▶ [YOUR GOAL]:
Restate every entry word for word.

▶ [RECORDS SUPPLIED]:
====

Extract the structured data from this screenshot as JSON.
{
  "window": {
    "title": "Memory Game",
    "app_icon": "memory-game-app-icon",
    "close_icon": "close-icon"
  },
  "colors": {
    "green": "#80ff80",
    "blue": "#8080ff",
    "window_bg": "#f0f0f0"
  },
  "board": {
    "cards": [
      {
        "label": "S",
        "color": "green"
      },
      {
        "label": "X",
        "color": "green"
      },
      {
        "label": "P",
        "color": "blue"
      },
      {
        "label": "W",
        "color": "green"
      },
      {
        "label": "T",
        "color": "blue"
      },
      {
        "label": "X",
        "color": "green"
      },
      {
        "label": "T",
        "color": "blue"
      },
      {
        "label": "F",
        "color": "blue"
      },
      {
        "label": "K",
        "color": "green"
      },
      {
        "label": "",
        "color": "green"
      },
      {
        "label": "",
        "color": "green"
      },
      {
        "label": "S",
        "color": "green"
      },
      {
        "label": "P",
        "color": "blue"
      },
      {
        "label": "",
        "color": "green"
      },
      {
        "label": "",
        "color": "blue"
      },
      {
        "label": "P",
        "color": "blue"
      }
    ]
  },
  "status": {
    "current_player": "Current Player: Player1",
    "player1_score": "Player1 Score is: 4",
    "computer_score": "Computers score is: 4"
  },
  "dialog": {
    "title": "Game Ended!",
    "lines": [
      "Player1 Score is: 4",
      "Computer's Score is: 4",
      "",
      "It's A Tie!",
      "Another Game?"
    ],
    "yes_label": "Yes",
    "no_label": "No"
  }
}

====

▶ [EXERCISE ANSWER]:
Extract the structured data from this screenshot as JSON.
{
  "window": {
    "title": "Memory Game",
    "app_icon": "memory-game-app-icon",
    "close_icon": "close-icon"
  },
  "colors": {
    "green": "#80ff80",
    "blue": "#8080ff",
    "window_bg": "#f0f0f0"
  },
  "board": {
    "cards": [
      {
        "label": "S",
        "color": "green"
      },
      {
        "label": "X",
        "color": "green"
      },
      {
        "label": "P",
        "color": "blue"
      },
      {
        "label": "W",
        "color": "green"
      },
      {
        "label": "T",
        "color": "blue"
      },
      {
        "label": "X",
        "color": "green"
      },
      {
        "label": "T",
        "color": "blue"
      },
      {
        "label": "F",
        "color": "blue"
      },
      {
        "label": "K",
        "color": "green"
      },
      {
        "label": "",
        "color": "green"
      },
      {
        "label": "",
        "color": "green"
      },
      {
        "label": "S",
        "color": "green"
      },
      {
        "label": "P",
        "color": "blue"
      },
      {
        "label": "",
        "color": "green"
      },
      {
        "label": "",
        "color": "blue"
      },
      {
        "label": "P",
        "color": "blue"
      }
    ]
  },
  "status": {
    "current_player": "Current Player: Player1",
    "player1_score": "Player1 Score is: 4",
    "computer_score": "Computers score is: 4"
  },
  "dialog": {
    "title": "Game Ended!",
    "lines": [
      "Player1 Score is: 4",
      "Computer's Score is: 4",
      "",
      "It's A Tie!",
      "Another Game?"
    ],
    "yes_label": "Yes",
    "no_label": "No"
  }
}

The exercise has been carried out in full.